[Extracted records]
· · · · ·

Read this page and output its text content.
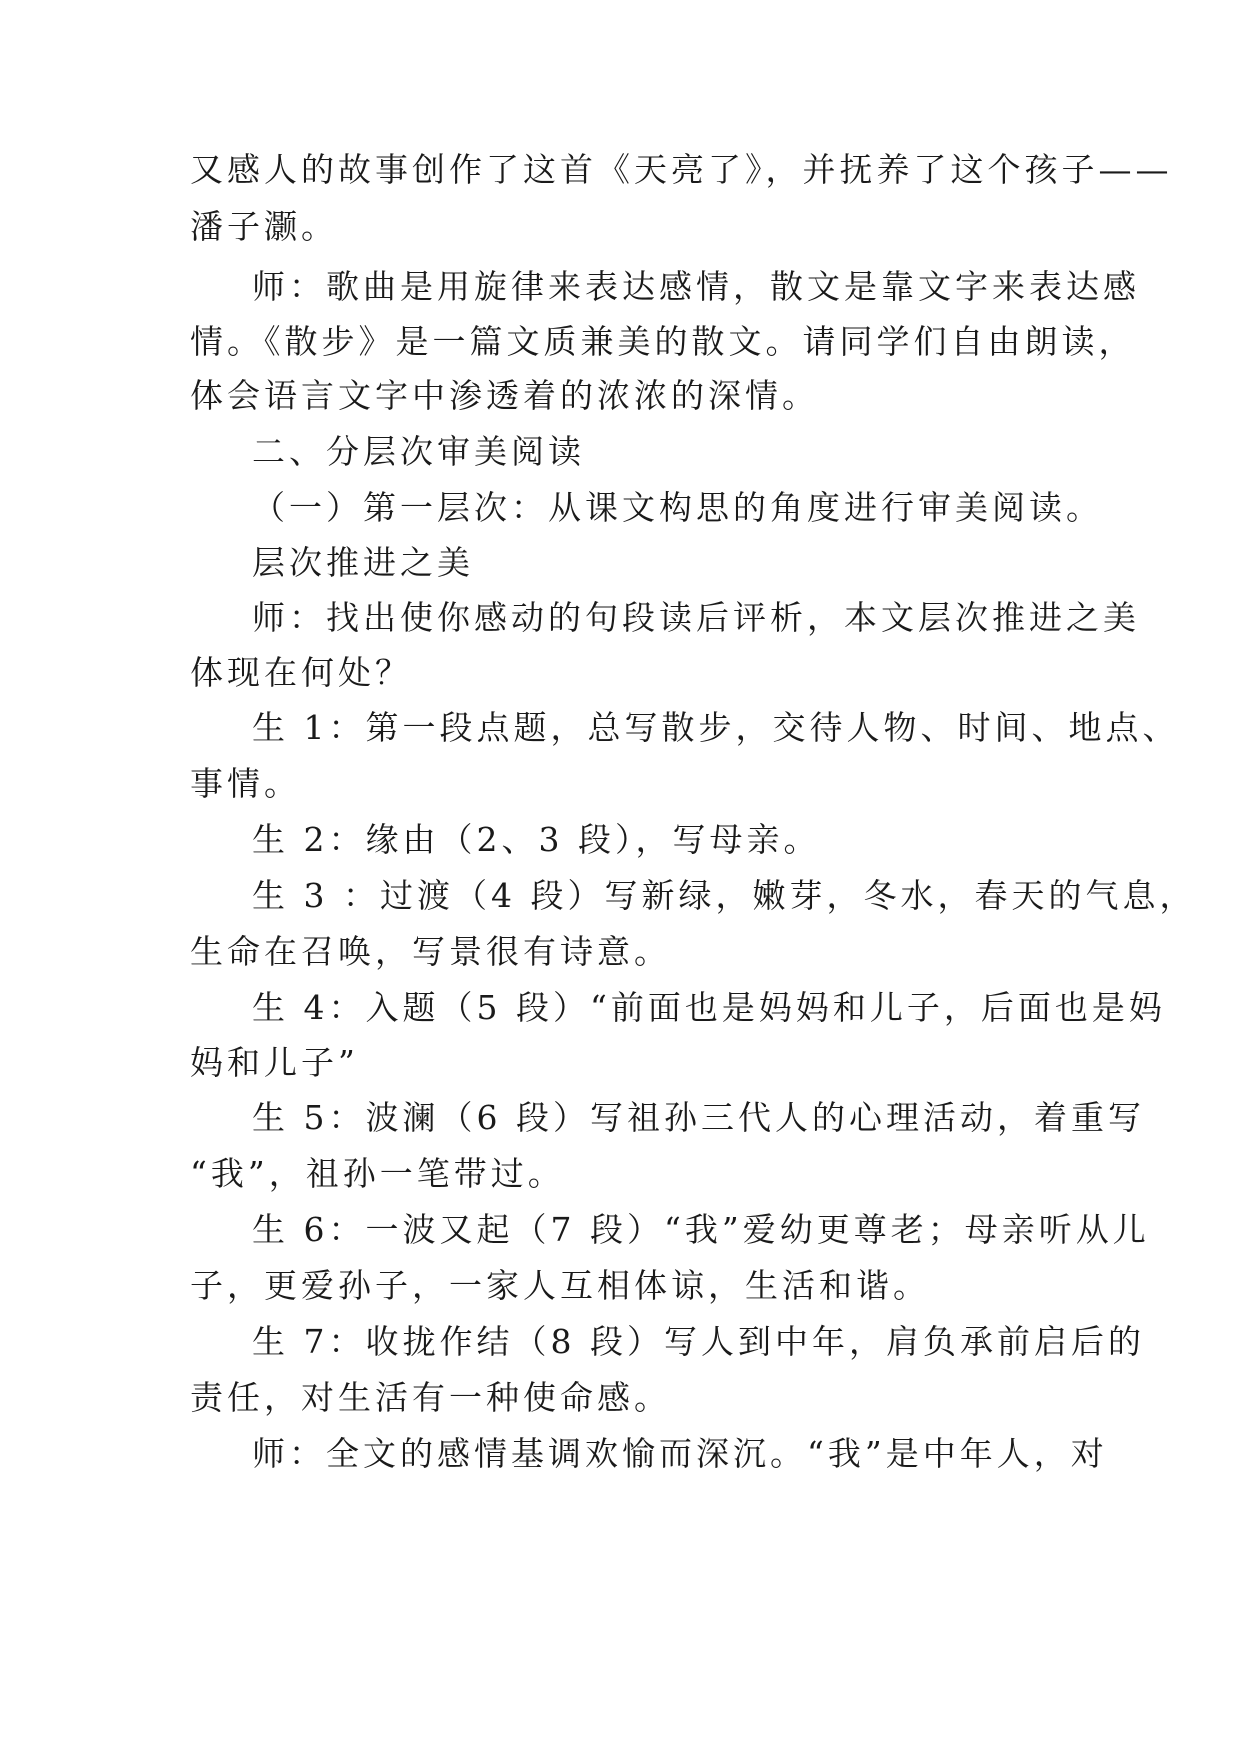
又感人的故事创作了这首《天亮了》，并抚养了这个孩子——
潘子灏。
师：歌曲是用旋律来表达感情，散文是靠文字来表达感
情。《散步》是一篇文质兼美的散文。请同学们自由朗读，
体会语言文字中渗透着的浓浓的深情。
二、分层次审美阅读
（一）第一层次：从课文构思的角度进行审美阅读。
层次推进之美
师：找出使你感动的句段读后评析，本文层次推进之美
体现在何处？
生 1：第一段点题，总写散步，交待人物、时间、地点、
事情。
生 2：缘由（2、3 段），写母亲。
生 3 ：过渡（4 段）写新绿，嫩芽，冬水，春天的气息，
生命在召唤，写景很有诗意。
生 4：入题（5 段）“前面也是妈妈和儿子，后面也是妈
妈和儿子”
生 5：波澜（6 段）写祖孙三代人的心理活动，着重写
“我”，祖孙一笔带过。
生 6：一波又起（7 段）“我”爱幼更尊老；母亲听从儿
子，更爱孙子，一家人互相体谅，生活和谐。
生 7：收拢作结（8 段）写人到中年，肩负承前启后的
责任，对生活有一种使命感。
师：全文的感情基调欢愉而深沉。“我”是中年人，对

· · · · ·

[Exercise directions]:
Write out every record above exactly as it stands, but leave out the pictures.

[Response]:
Read this page and output its text content.
又感人的故事创作了这首《天亮了》，并抚养了这个孩子——
潘子灏。
师：歌曲是用旋律来表达感情，散文是靠文字来表达感
情。《散步》是一篇文质兼美的散文。请同学们自由朗读，
体会语言文字中渗透着的浓浓的深情。
二、分层次审美阅读
（一）第一层次：从课文构思的角度进行审美阅读。
层次推进之美
师：找出使你感动的句段读后评析，本文层次推进之美
体现在何处？
生 1：第一段点题，总写散步，交待人物、时间、地点、
事情。
生 2：缘由（2、3 段），写母亲。
生 3 ：过渡（4 段）写新绿，嫩芽，冬水，春天的气息，
生命在召唤，写景很有诗意。
生 4：入题（5 段）“前面也是妈妈和儿子，后面也是妈
妈和儿子”
生 5：波澜（6 段）写祖孙三代人的心理活动，着重写
“我”，祖孙一笔带过。
生 6：一波又起（7 段）“我”爱幼更尊老；母亲听从儿
子，更爱孙子，一家人互相体谅，生活和谐。
生 7：收拢作结（8 段）写人到中年，肩负承前启后的
责任，对生活有一种使命感。
师：全文的感情基调欢愉而深沉。“我”是中年人，对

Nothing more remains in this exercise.